EXERCISE TASK:
Extract, from the records beneath this instruction, each line that contains the word "Digestate".

[Part of a data file]
* begin *

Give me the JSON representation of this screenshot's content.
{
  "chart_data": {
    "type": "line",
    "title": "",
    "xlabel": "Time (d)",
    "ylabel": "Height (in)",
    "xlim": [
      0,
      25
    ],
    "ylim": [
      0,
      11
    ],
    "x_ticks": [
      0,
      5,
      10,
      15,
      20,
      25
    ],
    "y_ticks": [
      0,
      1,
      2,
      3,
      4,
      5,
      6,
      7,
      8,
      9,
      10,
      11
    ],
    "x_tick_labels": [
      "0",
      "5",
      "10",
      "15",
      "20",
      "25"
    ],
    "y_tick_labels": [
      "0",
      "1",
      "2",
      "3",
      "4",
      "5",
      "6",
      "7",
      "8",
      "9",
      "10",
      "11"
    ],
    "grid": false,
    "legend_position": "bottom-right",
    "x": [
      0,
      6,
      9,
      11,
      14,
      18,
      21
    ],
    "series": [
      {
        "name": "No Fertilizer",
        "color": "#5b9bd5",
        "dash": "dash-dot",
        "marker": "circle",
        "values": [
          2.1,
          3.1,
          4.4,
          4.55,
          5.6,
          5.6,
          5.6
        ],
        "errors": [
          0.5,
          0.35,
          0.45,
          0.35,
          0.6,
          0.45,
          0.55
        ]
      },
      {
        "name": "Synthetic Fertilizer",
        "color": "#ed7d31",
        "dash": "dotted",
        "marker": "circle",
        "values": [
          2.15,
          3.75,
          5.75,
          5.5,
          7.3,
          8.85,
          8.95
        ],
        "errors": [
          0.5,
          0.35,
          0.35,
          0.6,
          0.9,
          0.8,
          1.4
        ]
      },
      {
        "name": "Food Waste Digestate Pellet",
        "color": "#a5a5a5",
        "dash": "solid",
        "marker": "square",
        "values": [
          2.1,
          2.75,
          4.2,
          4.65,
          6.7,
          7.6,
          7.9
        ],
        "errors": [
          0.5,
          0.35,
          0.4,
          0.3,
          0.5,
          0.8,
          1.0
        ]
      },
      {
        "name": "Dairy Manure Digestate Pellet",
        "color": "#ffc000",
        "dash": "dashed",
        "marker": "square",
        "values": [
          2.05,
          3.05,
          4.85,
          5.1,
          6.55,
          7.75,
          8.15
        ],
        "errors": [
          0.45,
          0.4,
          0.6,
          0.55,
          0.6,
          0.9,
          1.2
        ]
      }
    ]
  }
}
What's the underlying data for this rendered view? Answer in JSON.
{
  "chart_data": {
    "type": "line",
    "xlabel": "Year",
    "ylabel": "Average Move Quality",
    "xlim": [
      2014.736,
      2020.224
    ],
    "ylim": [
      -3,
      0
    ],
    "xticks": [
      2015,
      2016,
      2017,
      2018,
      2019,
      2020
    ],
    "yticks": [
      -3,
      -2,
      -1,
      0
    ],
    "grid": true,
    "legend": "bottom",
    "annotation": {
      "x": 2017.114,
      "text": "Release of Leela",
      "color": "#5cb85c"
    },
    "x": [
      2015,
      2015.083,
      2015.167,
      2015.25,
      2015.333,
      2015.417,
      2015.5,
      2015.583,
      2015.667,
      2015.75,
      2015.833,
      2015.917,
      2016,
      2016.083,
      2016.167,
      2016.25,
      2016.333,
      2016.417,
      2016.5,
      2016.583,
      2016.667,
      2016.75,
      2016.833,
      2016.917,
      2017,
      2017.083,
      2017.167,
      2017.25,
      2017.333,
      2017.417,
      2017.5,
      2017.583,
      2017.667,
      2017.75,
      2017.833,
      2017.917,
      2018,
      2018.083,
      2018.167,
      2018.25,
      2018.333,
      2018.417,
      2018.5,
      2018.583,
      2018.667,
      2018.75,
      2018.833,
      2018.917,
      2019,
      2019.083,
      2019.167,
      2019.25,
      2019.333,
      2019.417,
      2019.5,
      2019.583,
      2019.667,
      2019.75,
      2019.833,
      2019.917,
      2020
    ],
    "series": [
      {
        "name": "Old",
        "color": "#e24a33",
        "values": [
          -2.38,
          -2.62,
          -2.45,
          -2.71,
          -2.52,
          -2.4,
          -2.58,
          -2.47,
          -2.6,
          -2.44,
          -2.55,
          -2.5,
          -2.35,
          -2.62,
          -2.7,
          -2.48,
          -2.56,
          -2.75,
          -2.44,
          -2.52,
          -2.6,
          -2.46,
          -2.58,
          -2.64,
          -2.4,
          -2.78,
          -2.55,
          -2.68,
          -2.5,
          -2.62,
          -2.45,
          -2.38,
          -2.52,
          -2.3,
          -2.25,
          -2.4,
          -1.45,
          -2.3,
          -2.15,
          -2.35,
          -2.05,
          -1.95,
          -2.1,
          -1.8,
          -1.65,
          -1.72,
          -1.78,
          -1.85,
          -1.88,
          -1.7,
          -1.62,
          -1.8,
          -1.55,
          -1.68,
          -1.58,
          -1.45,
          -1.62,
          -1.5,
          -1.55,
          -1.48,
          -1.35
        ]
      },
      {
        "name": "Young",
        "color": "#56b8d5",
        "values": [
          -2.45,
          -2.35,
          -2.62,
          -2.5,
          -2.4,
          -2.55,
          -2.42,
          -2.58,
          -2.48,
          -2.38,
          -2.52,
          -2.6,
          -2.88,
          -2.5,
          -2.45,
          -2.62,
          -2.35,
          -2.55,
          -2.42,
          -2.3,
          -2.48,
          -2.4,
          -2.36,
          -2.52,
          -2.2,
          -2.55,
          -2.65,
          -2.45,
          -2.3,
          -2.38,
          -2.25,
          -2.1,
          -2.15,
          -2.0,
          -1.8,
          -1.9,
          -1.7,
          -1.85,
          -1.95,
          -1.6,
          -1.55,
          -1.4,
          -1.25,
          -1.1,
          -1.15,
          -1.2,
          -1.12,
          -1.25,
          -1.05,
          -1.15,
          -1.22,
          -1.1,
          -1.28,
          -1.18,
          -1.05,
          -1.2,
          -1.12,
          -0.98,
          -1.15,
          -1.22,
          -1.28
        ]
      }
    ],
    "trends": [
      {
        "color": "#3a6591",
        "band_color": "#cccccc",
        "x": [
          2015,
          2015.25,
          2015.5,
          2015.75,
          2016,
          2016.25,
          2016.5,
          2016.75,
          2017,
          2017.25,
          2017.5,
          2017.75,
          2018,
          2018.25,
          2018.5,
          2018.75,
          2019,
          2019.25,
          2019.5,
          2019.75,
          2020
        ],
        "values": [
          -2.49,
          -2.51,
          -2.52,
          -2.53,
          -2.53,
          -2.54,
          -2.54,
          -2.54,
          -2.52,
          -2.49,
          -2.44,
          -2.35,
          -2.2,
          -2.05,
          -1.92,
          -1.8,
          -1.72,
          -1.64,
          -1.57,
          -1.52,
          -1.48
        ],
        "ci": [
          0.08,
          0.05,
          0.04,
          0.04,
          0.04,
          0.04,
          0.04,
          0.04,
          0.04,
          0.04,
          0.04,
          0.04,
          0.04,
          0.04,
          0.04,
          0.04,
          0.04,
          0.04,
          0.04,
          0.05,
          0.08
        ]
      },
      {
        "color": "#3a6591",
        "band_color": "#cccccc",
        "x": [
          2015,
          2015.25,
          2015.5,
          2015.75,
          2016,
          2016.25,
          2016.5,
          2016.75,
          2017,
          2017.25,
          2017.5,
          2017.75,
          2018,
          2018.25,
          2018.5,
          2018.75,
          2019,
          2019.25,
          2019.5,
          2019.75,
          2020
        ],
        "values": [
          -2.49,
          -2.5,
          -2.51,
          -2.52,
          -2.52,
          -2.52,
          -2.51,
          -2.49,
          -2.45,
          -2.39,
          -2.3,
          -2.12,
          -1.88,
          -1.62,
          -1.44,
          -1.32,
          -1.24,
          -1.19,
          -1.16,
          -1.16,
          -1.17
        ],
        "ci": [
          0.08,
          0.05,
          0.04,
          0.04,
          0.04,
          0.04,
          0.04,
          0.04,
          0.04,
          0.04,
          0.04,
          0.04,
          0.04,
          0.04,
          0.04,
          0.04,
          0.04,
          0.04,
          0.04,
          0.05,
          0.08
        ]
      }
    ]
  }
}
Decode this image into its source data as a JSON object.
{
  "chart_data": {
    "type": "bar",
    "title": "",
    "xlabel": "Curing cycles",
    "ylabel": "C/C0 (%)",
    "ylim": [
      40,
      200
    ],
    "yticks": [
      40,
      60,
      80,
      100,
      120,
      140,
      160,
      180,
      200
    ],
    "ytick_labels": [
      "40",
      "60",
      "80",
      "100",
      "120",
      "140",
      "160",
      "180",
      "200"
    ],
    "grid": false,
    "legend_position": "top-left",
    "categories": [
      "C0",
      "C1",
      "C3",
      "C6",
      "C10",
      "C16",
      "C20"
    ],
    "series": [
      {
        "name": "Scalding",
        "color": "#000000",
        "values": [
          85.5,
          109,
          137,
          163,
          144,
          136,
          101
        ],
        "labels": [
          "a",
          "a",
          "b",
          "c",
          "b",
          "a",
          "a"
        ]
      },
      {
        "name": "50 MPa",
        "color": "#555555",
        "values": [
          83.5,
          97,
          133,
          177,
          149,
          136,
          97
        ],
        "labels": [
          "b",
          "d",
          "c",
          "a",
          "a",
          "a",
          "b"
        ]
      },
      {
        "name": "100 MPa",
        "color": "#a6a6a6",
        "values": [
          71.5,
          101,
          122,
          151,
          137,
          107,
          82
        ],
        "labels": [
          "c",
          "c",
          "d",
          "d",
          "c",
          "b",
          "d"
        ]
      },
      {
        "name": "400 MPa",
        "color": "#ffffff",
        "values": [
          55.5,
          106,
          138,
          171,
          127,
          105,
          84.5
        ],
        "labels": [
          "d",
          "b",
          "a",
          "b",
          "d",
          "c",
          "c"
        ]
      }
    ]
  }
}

* end *

EXERCISE RESPONSE:
        "name": "Food Waste Digestate Pellet",
        "name": "Dairy Manure Digestate Pellet",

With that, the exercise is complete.